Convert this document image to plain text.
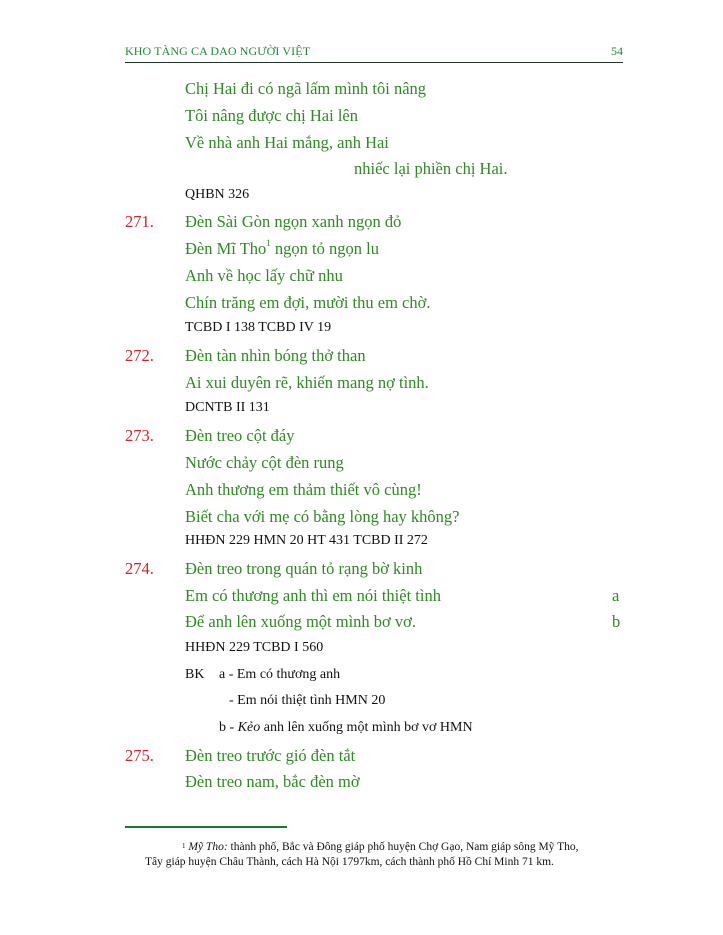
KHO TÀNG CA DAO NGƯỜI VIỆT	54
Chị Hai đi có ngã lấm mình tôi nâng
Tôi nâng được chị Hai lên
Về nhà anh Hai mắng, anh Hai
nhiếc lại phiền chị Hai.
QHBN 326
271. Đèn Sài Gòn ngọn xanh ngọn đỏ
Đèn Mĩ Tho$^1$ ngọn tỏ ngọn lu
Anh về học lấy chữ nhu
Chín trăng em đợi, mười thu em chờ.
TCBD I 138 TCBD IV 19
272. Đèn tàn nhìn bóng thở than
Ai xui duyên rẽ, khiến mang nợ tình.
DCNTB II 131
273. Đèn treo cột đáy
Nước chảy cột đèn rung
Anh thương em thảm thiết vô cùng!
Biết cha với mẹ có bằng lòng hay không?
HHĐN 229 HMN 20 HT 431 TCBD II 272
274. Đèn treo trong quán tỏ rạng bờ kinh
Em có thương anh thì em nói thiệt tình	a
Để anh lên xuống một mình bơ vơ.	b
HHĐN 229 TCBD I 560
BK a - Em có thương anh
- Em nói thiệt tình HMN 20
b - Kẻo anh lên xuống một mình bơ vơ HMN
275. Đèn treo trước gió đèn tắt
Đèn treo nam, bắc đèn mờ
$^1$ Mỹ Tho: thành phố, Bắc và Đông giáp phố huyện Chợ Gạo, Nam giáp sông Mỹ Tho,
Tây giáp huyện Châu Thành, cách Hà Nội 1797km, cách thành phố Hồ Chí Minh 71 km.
========================================================================
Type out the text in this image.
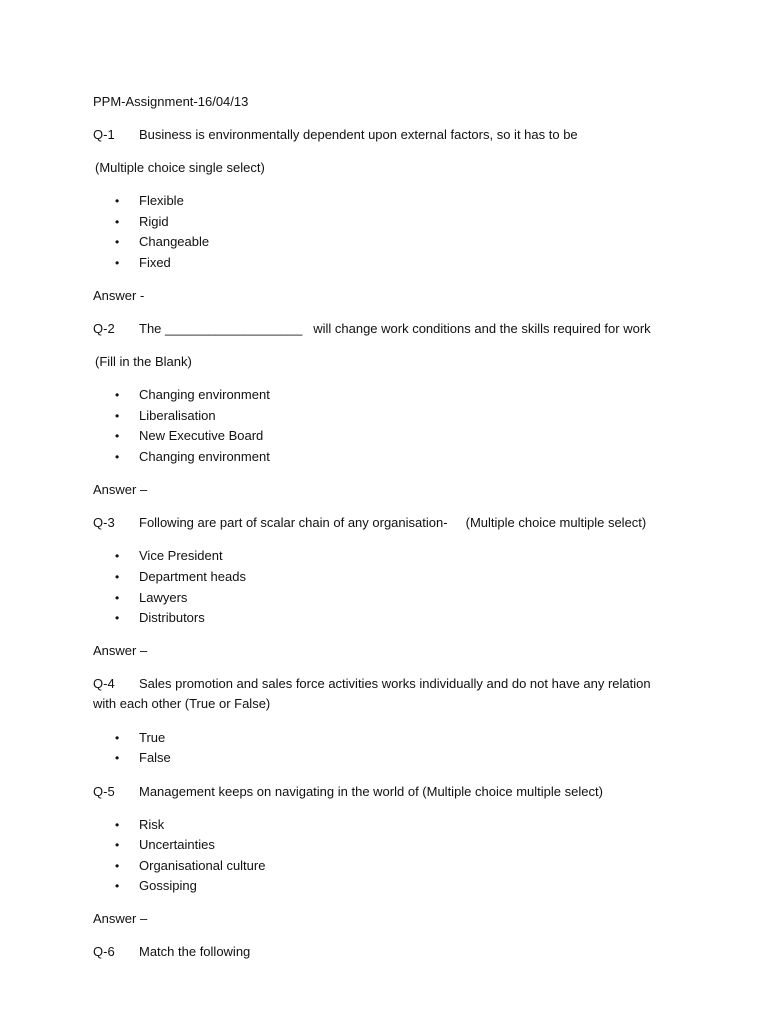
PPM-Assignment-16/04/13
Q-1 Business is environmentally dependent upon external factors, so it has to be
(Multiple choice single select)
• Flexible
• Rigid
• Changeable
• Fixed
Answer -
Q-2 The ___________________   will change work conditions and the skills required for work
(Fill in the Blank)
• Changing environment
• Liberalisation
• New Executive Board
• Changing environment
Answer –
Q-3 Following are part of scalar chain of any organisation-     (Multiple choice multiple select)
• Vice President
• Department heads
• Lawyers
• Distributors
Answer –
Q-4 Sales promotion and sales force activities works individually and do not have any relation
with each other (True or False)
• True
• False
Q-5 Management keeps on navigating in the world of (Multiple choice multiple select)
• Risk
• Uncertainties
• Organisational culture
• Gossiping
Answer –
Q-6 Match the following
========================================================================
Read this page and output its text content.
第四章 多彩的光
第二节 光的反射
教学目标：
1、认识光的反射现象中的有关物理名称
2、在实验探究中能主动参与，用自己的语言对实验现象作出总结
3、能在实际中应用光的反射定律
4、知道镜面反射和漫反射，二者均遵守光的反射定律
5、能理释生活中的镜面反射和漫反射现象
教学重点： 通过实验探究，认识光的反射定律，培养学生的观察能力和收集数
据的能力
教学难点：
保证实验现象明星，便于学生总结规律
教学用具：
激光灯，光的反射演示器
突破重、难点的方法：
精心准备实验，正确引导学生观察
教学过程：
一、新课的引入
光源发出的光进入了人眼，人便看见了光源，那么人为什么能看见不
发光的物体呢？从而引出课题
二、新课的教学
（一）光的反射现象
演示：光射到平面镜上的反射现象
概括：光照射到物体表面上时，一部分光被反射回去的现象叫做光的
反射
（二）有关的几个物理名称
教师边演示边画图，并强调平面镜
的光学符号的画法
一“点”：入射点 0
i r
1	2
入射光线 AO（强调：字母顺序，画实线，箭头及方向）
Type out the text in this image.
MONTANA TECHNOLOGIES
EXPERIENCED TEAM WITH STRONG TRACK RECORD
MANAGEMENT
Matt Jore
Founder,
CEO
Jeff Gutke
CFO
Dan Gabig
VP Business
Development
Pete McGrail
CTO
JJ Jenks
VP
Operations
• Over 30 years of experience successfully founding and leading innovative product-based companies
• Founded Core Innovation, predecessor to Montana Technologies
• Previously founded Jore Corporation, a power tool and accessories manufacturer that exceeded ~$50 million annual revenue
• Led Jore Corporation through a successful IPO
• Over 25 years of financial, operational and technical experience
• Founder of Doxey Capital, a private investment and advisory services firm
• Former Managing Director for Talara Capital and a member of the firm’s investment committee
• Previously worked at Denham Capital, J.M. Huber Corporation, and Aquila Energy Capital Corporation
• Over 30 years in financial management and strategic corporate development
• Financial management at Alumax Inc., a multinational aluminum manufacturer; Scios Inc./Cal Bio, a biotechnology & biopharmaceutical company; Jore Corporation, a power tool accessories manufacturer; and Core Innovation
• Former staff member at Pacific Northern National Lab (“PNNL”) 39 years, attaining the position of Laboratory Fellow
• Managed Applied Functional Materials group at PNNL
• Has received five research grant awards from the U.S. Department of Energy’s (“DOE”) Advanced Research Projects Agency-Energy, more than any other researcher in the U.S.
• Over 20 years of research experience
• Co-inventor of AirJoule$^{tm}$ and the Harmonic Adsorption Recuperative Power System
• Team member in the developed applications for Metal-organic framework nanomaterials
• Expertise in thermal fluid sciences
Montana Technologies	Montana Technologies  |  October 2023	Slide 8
========================================================================
> _Task to complete_
Search the preceding listing for the word "Innovation" and pull out every line that holds it.

> _Result of the task_
• Founded Core Innovation, predecessor to Montana Technologies
• Financial management at Alumax Inc., a multinational aluminum manufacturer; Scios Inc./Cal Bio, a biotechnology & biopharmaceutical company; Jore Corporation, a power tool accessories manufacturer; and Core Innovation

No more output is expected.